= RECORDS PROVIDED =
** Start **

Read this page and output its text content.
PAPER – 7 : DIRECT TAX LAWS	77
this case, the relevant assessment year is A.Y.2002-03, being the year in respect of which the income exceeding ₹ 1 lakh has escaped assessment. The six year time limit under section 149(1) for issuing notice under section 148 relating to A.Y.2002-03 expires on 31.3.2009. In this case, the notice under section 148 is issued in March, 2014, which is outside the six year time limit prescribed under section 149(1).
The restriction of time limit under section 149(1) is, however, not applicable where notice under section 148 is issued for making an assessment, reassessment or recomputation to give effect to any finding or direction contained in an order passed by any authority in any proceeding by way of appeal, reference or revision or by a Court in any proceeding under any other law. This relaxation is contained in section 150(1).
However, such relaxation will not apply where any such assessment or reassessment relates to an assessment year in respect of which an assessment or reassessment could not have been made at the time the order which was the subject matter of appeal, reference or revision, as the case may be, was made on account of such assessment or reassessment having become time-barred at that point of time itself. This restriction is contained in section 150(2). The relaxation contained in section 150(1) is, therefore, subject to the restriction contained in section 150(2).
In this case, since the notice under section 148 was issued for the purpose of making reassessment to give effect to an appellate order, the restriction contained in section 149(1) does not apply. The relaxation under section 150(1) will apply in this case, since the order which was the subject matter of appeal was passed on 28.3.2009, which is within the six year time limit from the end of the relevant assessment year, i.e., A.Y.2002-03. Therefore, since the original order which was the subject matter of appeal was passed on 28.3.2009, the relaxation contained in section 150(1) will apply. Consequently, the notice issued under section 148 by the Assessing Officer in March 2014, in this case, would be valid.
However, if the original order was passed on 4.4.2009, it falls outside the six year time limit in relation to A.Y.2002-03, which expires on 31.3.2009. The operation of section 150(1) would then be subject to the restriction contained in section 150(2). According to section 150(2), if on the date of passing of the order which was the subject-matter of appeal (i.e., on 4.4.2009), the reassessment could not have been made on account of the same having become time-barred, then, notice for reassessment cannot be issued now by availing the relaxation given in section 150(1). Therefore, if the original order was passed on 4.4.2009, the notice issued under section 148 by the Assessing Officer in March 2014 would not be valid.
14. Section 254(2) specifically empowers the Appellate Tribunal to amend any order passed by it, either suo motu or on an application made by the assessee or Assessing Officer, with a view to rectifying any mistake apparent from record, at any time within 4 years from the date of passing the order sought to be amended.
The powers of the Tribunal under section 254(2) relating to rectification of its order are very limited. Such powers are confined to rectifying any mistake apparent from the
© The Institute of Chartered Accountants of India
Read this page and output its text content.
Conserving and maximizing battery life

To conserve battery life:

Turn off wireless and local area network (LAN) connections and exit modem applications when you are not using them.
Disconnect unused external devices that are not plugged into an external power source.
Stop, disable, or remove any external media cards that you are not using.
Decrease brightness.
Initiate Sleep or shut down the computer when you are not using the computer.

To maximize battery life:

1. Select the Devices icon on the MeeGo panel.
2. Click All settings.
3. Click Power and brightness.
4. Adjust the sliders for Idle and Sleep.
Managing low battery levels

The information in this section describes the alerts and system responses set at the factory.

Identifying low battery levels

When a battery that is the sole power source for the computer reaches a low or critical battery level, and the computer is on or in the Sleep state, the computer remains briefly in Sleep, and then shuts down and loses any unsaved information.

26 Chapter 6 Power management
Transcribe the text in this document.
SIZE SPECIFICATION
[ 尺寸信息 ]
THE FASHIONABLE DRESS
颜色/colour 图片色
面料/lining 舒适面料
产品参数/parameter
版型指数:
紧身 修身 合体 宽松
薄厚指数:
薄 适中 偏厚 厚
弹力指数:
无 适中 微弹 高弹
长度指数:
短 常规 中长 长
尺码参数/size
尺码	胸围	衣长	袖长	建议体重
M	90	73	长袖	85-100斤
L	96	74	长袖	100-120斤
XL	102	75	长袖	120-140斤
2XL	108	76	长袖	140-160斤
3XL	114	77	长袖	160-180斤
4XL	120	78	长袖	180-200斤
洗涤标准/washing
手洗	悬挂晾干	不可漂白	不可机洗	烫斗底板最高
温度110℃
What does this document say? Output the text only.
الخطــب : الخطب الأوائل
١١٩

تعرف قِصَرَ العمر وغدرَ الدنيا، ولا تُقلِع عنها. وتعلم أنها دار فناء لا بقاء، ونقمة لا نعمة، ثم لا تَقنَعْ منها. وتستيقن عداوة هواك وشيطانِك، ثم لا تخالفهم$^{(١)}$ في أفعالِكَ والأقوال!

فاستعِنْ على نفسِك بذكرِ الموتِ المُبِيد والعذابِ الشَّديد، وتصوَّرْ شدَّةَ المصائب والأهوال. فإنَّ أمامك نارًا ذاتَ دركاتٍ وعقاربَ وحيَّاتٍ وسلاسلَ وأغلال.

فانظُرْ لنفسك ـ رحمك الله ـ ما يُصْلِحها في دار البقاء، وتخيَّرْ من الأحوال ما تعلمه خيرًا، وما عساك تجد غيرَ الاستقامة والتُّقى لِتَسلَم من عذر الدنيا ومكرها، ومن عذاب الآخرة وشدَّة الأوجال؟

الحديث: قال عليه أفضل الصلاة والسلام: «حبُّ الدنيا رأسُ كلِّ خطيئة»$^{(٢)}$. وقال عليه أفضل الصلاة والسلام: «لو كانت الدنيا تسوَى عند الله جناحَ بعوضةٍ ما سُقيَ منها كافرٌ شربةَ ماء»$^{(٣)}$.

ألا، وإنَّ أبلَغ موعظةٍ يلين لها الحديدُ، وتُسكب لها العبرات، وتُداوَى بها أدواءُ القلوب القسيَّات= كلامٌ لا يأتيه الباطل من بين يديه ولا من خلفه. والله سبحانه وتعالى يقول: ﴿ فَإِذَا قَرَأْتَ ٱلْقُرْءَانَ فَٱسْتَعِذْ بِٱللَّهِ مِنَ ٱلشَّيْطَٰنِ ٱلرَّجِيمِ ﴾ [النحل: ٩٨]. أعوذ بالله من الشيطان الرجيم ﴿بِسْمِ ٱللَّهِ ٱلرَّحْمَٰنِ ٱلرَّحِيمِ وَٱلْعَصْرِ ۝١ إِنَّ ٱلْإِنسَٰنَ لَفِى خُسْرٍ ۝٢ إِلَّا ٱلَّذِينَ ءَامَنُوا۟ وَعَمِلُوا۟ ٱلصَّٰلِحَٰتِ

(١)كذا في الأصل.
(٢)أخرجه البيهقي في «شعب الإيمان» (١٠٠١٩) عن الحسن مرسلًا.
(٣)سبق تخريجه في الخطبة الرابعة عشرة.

** End **

= OBJECTIVE =
Quote the material exactly, leaving nothing out.

= RESULT OF THIS TASK =
Read this page and output its text content.
PAPER – 7 : DIRECT TAX LAWS	77
this case, the relevant assessment year is A.Y.2002-03, being the year in respect of which the income exceeding ₹ 1 lakh has escaped assessment. The six year time limit under section 149(1) for issuing notice under section 148 relating to A.Y.2002-03 expires on 31.3.2009. In this case, the notice under section 148 is issued in March, 2014, which is outside the six year time limit prescribed under section 149(1).
The restriction of time limit under section 149(1) is, however, not applicable where notice under section 148 is issued for making an assessment, reassessment or recomputation to give effect to any finding or direction contained in an order passed by any authority in any proceeding by way of appeal, reference or revision or by a Court in any proceeding under any other law. This relaxation is contained in section 150(1).
However, such relaxation will not apply where any such assessment or reassessment relates to an assessment year in respect of which an assessment or reassessment could not have been made at the time the order which was the subject matter of appeal, reference or revision, as the case may be, was made on account of such assessment or reassessment having become time-barred at that point of time itself. This restriction is contained in section 150(2). The relaxation contained in section 150(1) is, therefore, subject to the restriction contained in section 150(2).
In this case, since the notice under section 148 was issued for the purpose of making reassessment to give effect to an appellate order, the restriction contained in section 149(1) does not apply. The relaxation under section 150(1) will apply in this case, since the order which was the subject matter of appeal was passed on 28.3.2009, which is within the six year time limit from the end of the relevant assessment year, i.e., A.Y.2002-03. Therefore, since the original order which was the subject matter of appeal was passed on 28.3.2009, the relaxation contained in section 150(1) will apply. Consequently, the notice issued under section 148 by the Assessing Officer in March 2014, in this case, would be valid.
However, if the original order was passed on 4.4.2009, it falls outside the six year time limit in relation to A.Y.2002-03, which expires on 31.3.2009. The operation of section 150(1) would then be subject to the restriction contained in section 150(2). According to section 150(2), if on the date of passing of the order which was the subject-matter of appeal (i.e., on 4.4.2009), the reassessment could not have been made on account of the same having become time-barred, then, notice for reassessment cannot be issued now by availing the relaxation given in section 150(1). Therefore, if the original order was passed on 4.4.2009, the notice issued under section 148 by the Assessing Officer in March 2014 would not be valid.
14. Section 254(2) specifically empowers the Appellate Tribunal to amend any order passed by it, either suo motu or on an application made by the assessee or Assessing Officer, with a view to rectifying any mistake apparent from record, at any time within 4 years from the date of passing the order sought to be amended.
The powers of the Tribunal under section 254(2) relating to rectification of its order are very limited. Such powers are confined to rectifying any mistake apparent from the
© The Institute of Chartered Accountants of India
Read this page and output its text content.
Conserving and maximizing battery life

To conserve battery life:

Turn off wireless and local area network (LAN) connections and exit modem applications when you are not using them.
Disconnect unused external devices that are not plugged into an external power source.
Stop, disable, or remove any external media cards that you are not using.
Decrease brightness.
Initiate Sleep or shut down the computer when you are not using the computer.

To maximize battery life:

1. Select the Devices icon on the MeeGo panel.
2. Click All settings.
3. Click Power and brightness.
4. Adjust the sliders for Idle and Sleep.
Managing low battery levels

The information in this section describes the alerts and system responses set at the factory.

Identifying low battery levels

When a battery that is the sole power source for the computer reaches a low or critical battery level, and the computer is on or in the Sleep state, the computer remains briefly in Sleep, and then shuts down and loses any unsaved information.

26 Chapter 6 Power management
Transcribe the text in this document.
SIZE SPECIFICATION
[ 尺寸信息 ]
THE FASHIONABLE DRESS
颜色/colour 图片色
面料/lining 舒适面料
产品参数/parameter
版型指数:
紧身 修身 合体 宽松
薄厚指数:
薄 适中 偏厚 厚
弹力指数:
无 适中 微弹 高弹
长度指数:
短 常规 中长 长
尺码参数/size
尺码	胸围	衣长	袖长	建议体重
M	90	73	长袖	85-100斤
L	96	74	长袖	100-120斤
XL	102	75	长袖	120-140斤
2XL	108	76	长袖	140-160斤
3XL	114	77	长袖	160-180斤
4XL	120	78	长袖	180-200斤
洗涤标准/washing
手洗	悬挂晾干	不可漂白	不可机洗	烫斗底板最高
温度110℃
What does this document say? Output the text only.
الخطــب : الخطب الأوائل
١١٩

تعرف قِصَرَ العمر وغدرَ الدنيا، ولا تُقلِع عنها. وتعلم أنها دار فناء لا بقاء، ونقمة لا نعمة، ثم لا تَقنَعْ منها. وتستيقن عداوة هواك وشيطانِك، ثم لا تخالفهم$^{(١)}$ في أفعالِكَ والأقوال!

فاستعِنْ على نفسِك بذكرِ الموتِ المُبِيد والعذابِ الشَّديد، وتصوَّرْ شدَّةَ المصائب والأهوال. فإنَّ أمامك نارًا ذاتَ دركاتٍ وعقاربَ وحيَّاتٍ وسلاسلَ وأغلال.

فانظُرْ لنفسك ـ رحمك الله ـ ما يُصْلِحها في دار البقاء، وتخيَّرْ من الأحوال ما تعلمه خيرًا، وما عساك تجد غيرَ الاستقامة والتُّقى لِتَسلَم من عذر الدنيا ومكرها، ومن عذاب الآخرة وشدَّة الأوجال؟

الحديث: قال عليه أفضل الصلاة والسلام: «حبُّ الدنيا رأسُ كلِّ خطيئة»$^{(٢)}$. وقال عليه أفضل الصلاة والسلام: «لو كانت الدنيا تسوَى عند الله جناحَ بعوضةٍ ما سُقيَ منها كافرٌ شربةَ ماء»$^{(٣)}$.

ألا، وإنَّ أبلَغ موعظةٍ يلين لها الحديدُ، وتُسكب لها العبرات، وتُداوَى بها أدواءُ القلوب القسيَّات= كلامٌ لا يأتيه الباطل من بين يديه ولا من خلفه. والله سبحانه وتعالى يقول: ﴿ فَإِذَا قَرَأْتَ ٱلْقُرْءَانَ فَٱسْتَعِذْ بِٱللَّهِ مِنَ ٱلشَّيْطَٰنِ ٱلرَّجِيمِ ﴾ [النحل: ٩٨]. أعوذ بالله من الشيطان الرجيم ﴿بِسْمِ ٱللَّهِ ٱلرَّحْمَٰنِ ٱلرَّحِيمِ وَٱلْعَصْرِ ۝١ إِنَّ ٱلْإِنسَٰنَ لَفِى خُسْرٍ ۝٢ إِلَّا ٱلَّذِينَ ءَامَنُوا۟ وَعَمِلُوا۟ ٱلصَّٰلِحَٰتِ

(١)كذا في الأصل.
(٢)أخرجه البيهقي في «شعب الإيمان» (١٠٠١٩) عن الحسن مرسلًا.
(٣)سبق تخريجه في الخطبة الرابعة عشرة.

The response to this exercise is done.